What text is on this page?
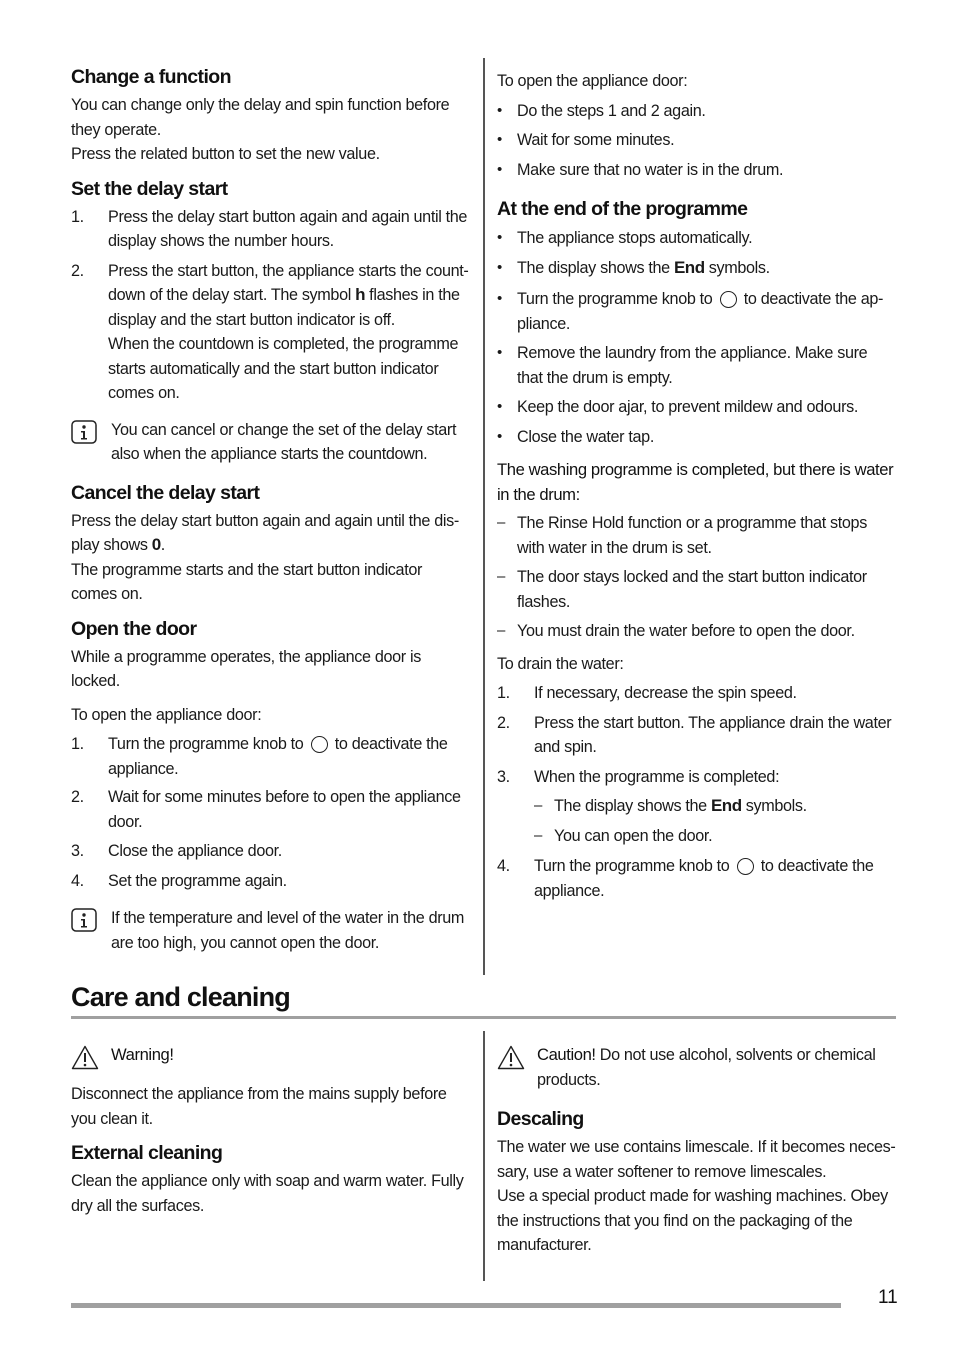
Change a function

You can change only the delay and spin function before they operate.

Press the related button to set the new value.

Set the delay start
1.	Press the delay start button again and again until the display shows the number hours.
2.	Press the start button, the appliance starts the count-down of the delay start. The symbol h flashes in the display and the start button indicator is off.
When the countdown is completed, the programme starts automatically and the start button indicator comes on.
You can cancel or change the set of the delay start also when the appliance starts the countdown.
Cancel the delay start

Press the delay start button again and again until the dis-play shows 0.

The programme starts and the start button indicator comes on.

Open the door

While a programme operates, the appliance door is locked.

To open the appliance door:

1.	Turn the programme knob to  to deactivate the appliance.
2.	Wait for some minutes before to open the appliance door.
3.	Close the appliance door.
4.	Set the programme again.
If the temperature and level of the water in the drum are too high, you cannot open the door.

To open the appliance door:

• Do the steps 1 and 2 again.
• Wait for some minutes.
• Make sure that no water is in the drum.
At the end of the programme
• The appliance stops automatically.
• The display shows the End symbols.
• Turn the programme knob to  to deactivate the ap-pliance.
• Remove the laundry from the appliance. Make sure that the drum is empty.
• Keep the door ajar, to prevent mildew and odours.
• Close the water tap.

The washing programme is completed, but there is water in the drum:

– The Rinse Hold function or a programme that stops with water in the drum is set.
– The door stays locked and the start button indicator flashes.
– You must drain the water before to open the door.

To drain the water:

1.	If necessary, decrease the spin speed.
2.	Press the start button. The appliance drain the water and spin.
3.	When the programme is completed:
– The display shows the End symbols.
– You can open the door.
4.	Turn the programme knob to  to deactivate the appliance.
Care and cleaning
Warning!

Disconnect the appliance from the mains supply before you clean it.

External cleaning

Clean the appliance only with soap and warm water. Fully dry all the surfaces.

Caution! Do not use alcohol, solvents or chemical products.
Descaling

The water we use contains limescale. If it becomes neces-sary, use a water softener to remove limescales.

Use a special product made for washing machines. Obey the instructions that you find on the packaging of the manufacturer.

11
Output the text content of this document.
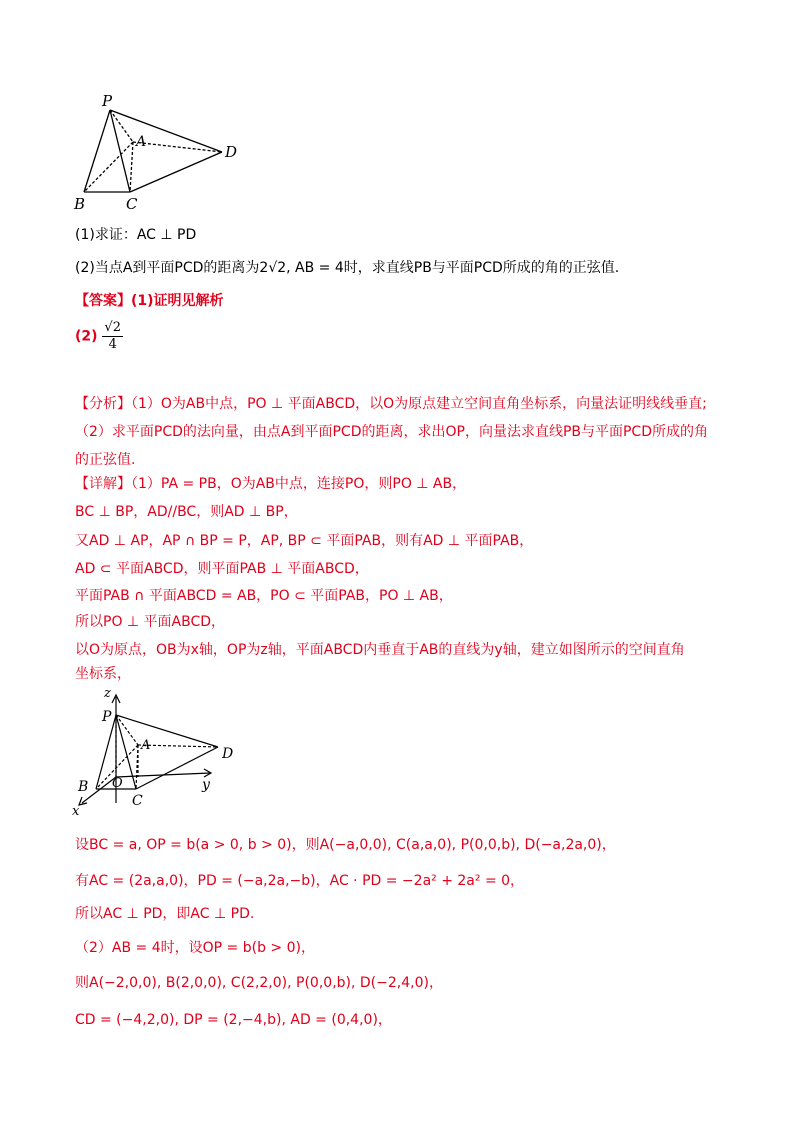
P
A
D
B	C
(1)求证：AC ⊥ PD
(2)当点A到平面PCD的距离为2√2, AB = 4时，求直线PB与平面PCD所成的角的正弦值.
【答案】(1)证明见解析
$(2) \frac{√2}{4}$
【分析】（1）O为AB中点，PO ⊥ 平面ABCD，以O为原点建立空间直角坐标系，向量法证明线线垂直;
（2）求平面PCD的法向量，由点A到平面PCD的距离，求出OP，向量法求直线PB与平面PCD所成的角
的正弦值.
【详解】（1）PA = PB，O为AB中点，连接PO，则PO ⊥ AB，
BC ⊥ BP，AD//BC，则AD ⊥ BP，
又AD ⊥ AP，AP ∩ BP = P，AP, BP ⊂ 平面PAB，则有AD ⊥ 平面PAB，
AD ⊂ 平面ABCD，则平面PAB ⊥ 平面ABCD，
平面PAB ∩ 平面ABCD = AB，PO ⊂ 平面PAB，PO ⊥ AB，
所以PO ⊥ 平面ABCD，
以O为原点，OB为x轴，OP为z轴，平面ABCD内垂直于AB的直线为y轴，建立如图所示的空间直角
坐标系，
z
P
A
D
B O
C
y
x
设BC = a, OP = b(a > 0, b > 0)，则A(−a,0,0), C(a,a,0), P(0,0,b), D(−a,2a,0)，
有AC = (2a,a,0)，PD = (−a,2a,−b)，AC · PD = −2a² + 2a² = 0，
所以AC ⊥ PD，即AC ⊥ PD.
（2）AB = 4时，设OP = b(b > 0)，
则A(−2,0,0), B(2,0,0), C(2,2,0), P(0,0,b), D(−2,4,0)，
CD = (−4,2,0), DP = (2,−4,b), AD = (0,4,0)，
###
--- Objective ---
Determine how many lines of the data contain "programme" and give nothing but that number.

--- Answer for this exercise ---
11